Data shown »
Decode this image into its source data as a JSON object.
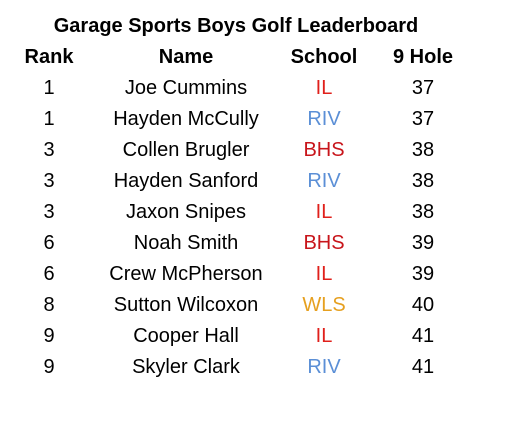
{
  "title": "Garage Sports Boys Golf Leaderboard",
  "columns": {
    "rank": "Rank",
    "name": "Name",
    "school": "School",
    "hole9": "9 Hole"
  },
  "school_colors": {
    "IL": "#e0201b",
    "RIV": "#5b8fd6",
    "BHS": "#c8151b",
    "WLS": "#e6a020"
  },
  "rows": [
    {
      "rank": "1",
      "name": "Joe Cummins",
      "school": "IL",
      "score": "37"
    },
    {
      "rank": "1",
      "name": "Hayden McCully",
      "school": "RIV",
      "score": "37"
    },
    {
      "rank": "3",
      "name": "Collen Brugler",
      "school": "BHS",
      "score": "38"
    },
    {
      "rank": "3",
      "name": "Hayden Sanford",
      "school": "RIV",
      "score": "38"
    },
    {
      "rank": "3",
      "name": "Jaxon Snipes",
      "school": "IL",
      "score": "38"
    },
    {
      "rank": "6",
      "name": "Noah Smith",
      "school": "BHS",
      "score": "39"
    },
    {
      "rank": "6",
      "name": "Crew McPherson",
      "school": "IL",
      "score": "39"
    },
    {
      "rank": "8",
      "name": "Sutton Wilcoxon",
      "school": "WLS",
      "score": "40"
    },
    {
      "rank": "9",
      "name": "Cooper Hall",
      "school": "IL",
      "score": "41"
    },
    {
      "rank": "9",
      "name": "Skyler Clark",
      "school": "RIV",
      "score": "41"
    }
  ]
}
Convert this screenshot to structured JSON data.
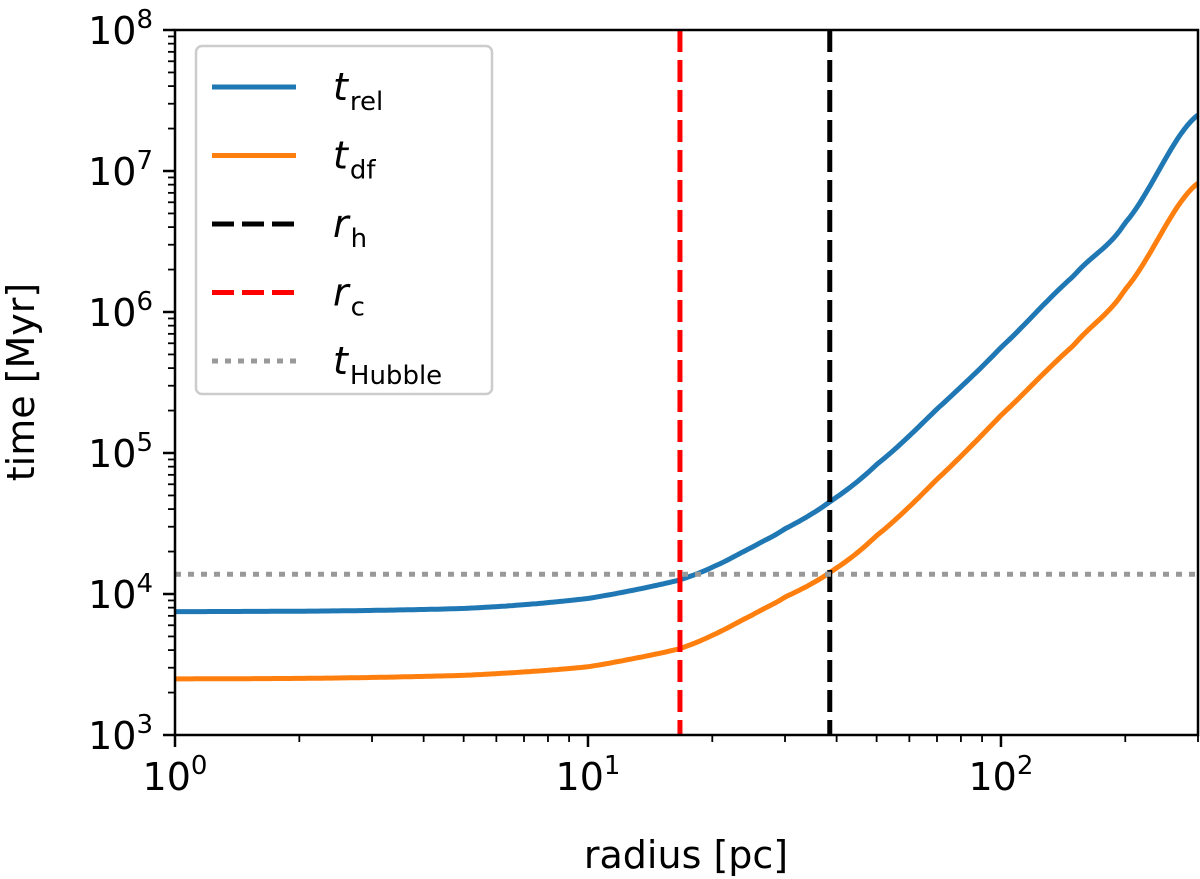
{
  "chart_data": {
    "type": "line",
    "xlabel": "radius [pc]",
    "ylabel": "time [Myr]",
    "xscale": "log",
    "yscale": "log",
    "xlim": [
      1,
      300
    ],
    "ylim": [
      1000,
      100000000
    ],
    "x_ticks": [
      {
        "value": 1,
        "base": "10",
        "exp": "0"
      },
      {
        "value": 10,
        "base": "10",
        "exp": "1"
      },
      {
        "value": 100,
        "base": "10",
        "exp": "2"
      }
    ],
    "y_ticks": [
      {
        "value": 1000,
        "base": "10",
        "exp": "3"
      },
      {
        "value": 10000,
        "base": "10",
        "exp": "4"
      },
      {
        "value": 100000,
        "base": "10",
        "exp": "5"
      },
      {
        "value": 1000000,
        "base": "10",
        "exp": "6"
      },
      {
        "value": 10000000,
        "base": "10",
        "exp": "7"
      },
      {
        "value": 100000000,
        "base": "10",
        "exp": "8"
      }
    ],
    "grid": false,
    "legend_position": "top-left",
    "series": [
      {
        "name": "t_rel",
        "label_main": "t",
        "label_sub": "rel",
        "color": "#1f77b4",
        "style": "solid",
        "x": [
          1,
          2,
          3,
          5,
          7,
          10,
          13,
          16.7,
          20,
          25,
          30,
          38.5,
          50,
          70,
          100,
          150,
          200,
          300
        ],
        "y": [
          7500,
          7550,
          7650,
          7900,
          8400,
          9300,
          10700,
          12600,
          15500,
          21500,
          29000,
          45000,
          83000,
          205000,
          560000,
          1800000,
          4300000,
          25000000
        ]
      },
      {
        "name": "t_df",
        "label_main": "t",
        "label_sub": "df",
        "color": "#ff7f0e",
        "style": "solid",
        "x": [
          1,
          2,
          3,
          5,
          7,
          10,
          13,
          16.7,
          20,
          25,
          30,
          38.5,
          50,
          70,
          100,
          150,
          200,
          300
        ],
        "y": [
          2500,
          2520,
          2560,
          2650,
          2800,
          3050,
          3500,
          4100,
          5100,
          7100,
          9500,
          14200,
          26000,
          65000,
          185000,
          580000,
          1450000,
          8200000
        ]
      },
      {
        "name": "r_h",
        "label_main": "r",
        "label_sub": "h",
        "color": "#000000",
        "style": "dashed",
        "orientation": "vertical",
        "value": 38.5
      },
      {
        "name": "r_c",
        "label_main": "r",
        "label_sub": "c",
        "color": "#ff0000",
        "style": "dashed",
        "orientation": "vertical",
        "value": 16.7
      },
      {
        "name": "t_Hubble",
        "label_main": "t",
        "label_sub": "Hubble",
        "color": "#999999",
        "style": "dotted",
        "orientation": "horizontal",
        "value": 13800
      }
    ]
  }
}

Stated problem » Generate a word-for-word copy of the preceding records, excluding all pictures.

Solution »
Decode this image into its source data as a JSON object.
{
  "title": "Garage Sports Boys Golf Leaderboard",
  "columns": {
    "rank": "Rank",
    "name": "Name",
    "school": "School",
    "hole9": "9 Hole"
  },
  "school_colors": {
    "IL": "#e0201b",
    "RIV": "#5b8fd6",
    "BHS": "#c8151b",
    "WLS": "#e6a020"
  },
  "rows": [
    {
      "rank": "1",
      "name": "Joe Cummins",
      "school": "IL",
      "score": "37"
    },
    {
      "rank": "1",
      "name": "Hayden McCully",
      "school": "RIV",
      "score": "37"
    },
    {
      "rank": "3",
      "name": "Collen Brugler",
      "school": "BHS",
      "score": "38"
    },
    {
      "rank": "3",
      "name": "Hayden Sanford",
      "school": "RIV",
      "score": "38"
    },
    {
      "rank": "3",
      "name": "Jaxon Snipes",
      "school": "IL",
      "score": "38"
    },
    {
      "rank": "6",
      "name": "Noah Smith",
      "school": "BHS",
      "score": "39"
    },
    {
      "rank": "6",
      "name": "Crew McPherson",
      "school": "IL",
      "score": "39"
    },
    {
      "rank": "8",
      "name": "Sutton Wilcoxon",
      "school": "WLS",
      "score": "40"
    },
    {
      "rank": "9",
      "name": "Cooper Hall",
      "school": "IL",
      "score": "41"
    },
    {
      "rank": "9",
      "name": "Skyler Clark",
      "school": "RIV",
      "score": "41"
    }
  ]
}
Convert this screenshot to structured JSON data.
{
  "chart_data": {
    "type": "line",
    "xlabel": "radius [pc]",
    "ylabel": "time [Myr]",
    "xscale": "log",
    "yscale": "log",
    "xlim": [
      1,
      300
    ],
    "ylim": [
      1000,
      100000000
    ],
    "x_ticks": [
      {
        "value": 1,
        "base": "10",
        "exp": "0"
      },
      {
        "value": 10,
        "base": "10",
        "exp": "1"
      },
      {
        "value": 100,
        "base": "10",
        "exp": "2"
      }
    ],
    "y_ticks": [
      {
        "value": 1000,
        "base": "10",
        "exp": "3"
      },
      {
        "value": 10000,
        "base": "10",
        "exp": "4"
      },
      {
        "value": 100000,
        "base": "10",
        "exp": "5"
      },
      {
        "value": 1000000,
        "base": "10",
        "exp": "6"
      },
      {
        "value": 10000000,
        "base": "10",
        "exp": "7"
      },
      {
        "value": 100000000,
        "base": "10",
        "exp": "8"
      }
    ],
    "grid": false,
    "legend_position": "top-left",
    "series": [
      {
        "name": "t_rel",
        "label_main": "t",
        "label_sub": "rel",
        "color": "#1f77b4",
        "style": "solid",
        "x": [
          1,
          2,
          3,
          5,
          7,
          10,
          13,
          16.7,
          20,
          25,
          30,
          38.5,
          50,
          70,
          100,
          150,
          200,
          300
        ],
        "y": [
          7500,
          7550,
          7650,
          7900,
          8400,
          9300,
          10700,
          12600,
          15500,
          21500,
          29000,
          45000,
          83000,
          205000,
          560000,
          1800000,
          4300000,
          25000000
        ]
      },
      {
        "name": "t_df",
        "label_main": "t",
        "label_sub": "df",
        "color": "#ff7f0e",
        "style": "solid",
        "x": [
          1,
          2,
          3,
          5,
          7,
          10,
          13,
          16.7,
          20,
          25,
          30,
          38.5,
          50,
          70,
          100,
          150,
          200,
          300
        ],
        "y": [
          2500,
          2520,
          2560,
          2650,
          2800,
          3050,
          3500,
          4100,
          5100,
          7100,
          9500,
          14200,
          26000,
          65000,
          185000,
          580000,
          1450000,
          8200000
        ]
      },
      {
        "name": "r_h",
        "label_main": "r",
        "label_sub": "h",
        "color": "#000000",
        "style": "dashed",
        "orientation": "vertical",
        "value": 38.5
      },
      {
        "name": "r_c",
        "label_main": "r",
        "label_sub": "c",
        "color": "#ff0000",
        "style": "dashed",
        "orientation": "vertical",
        "value": 16.7
      },
      {
        "name": "t_Hubble",
        "label_main": "t",
        "label_sub": "Hubble",
        "color": "#999999",
        "style": "dotted",
        "orientation": "horizontal",
        "value": 13800
      }
    ]
  }
}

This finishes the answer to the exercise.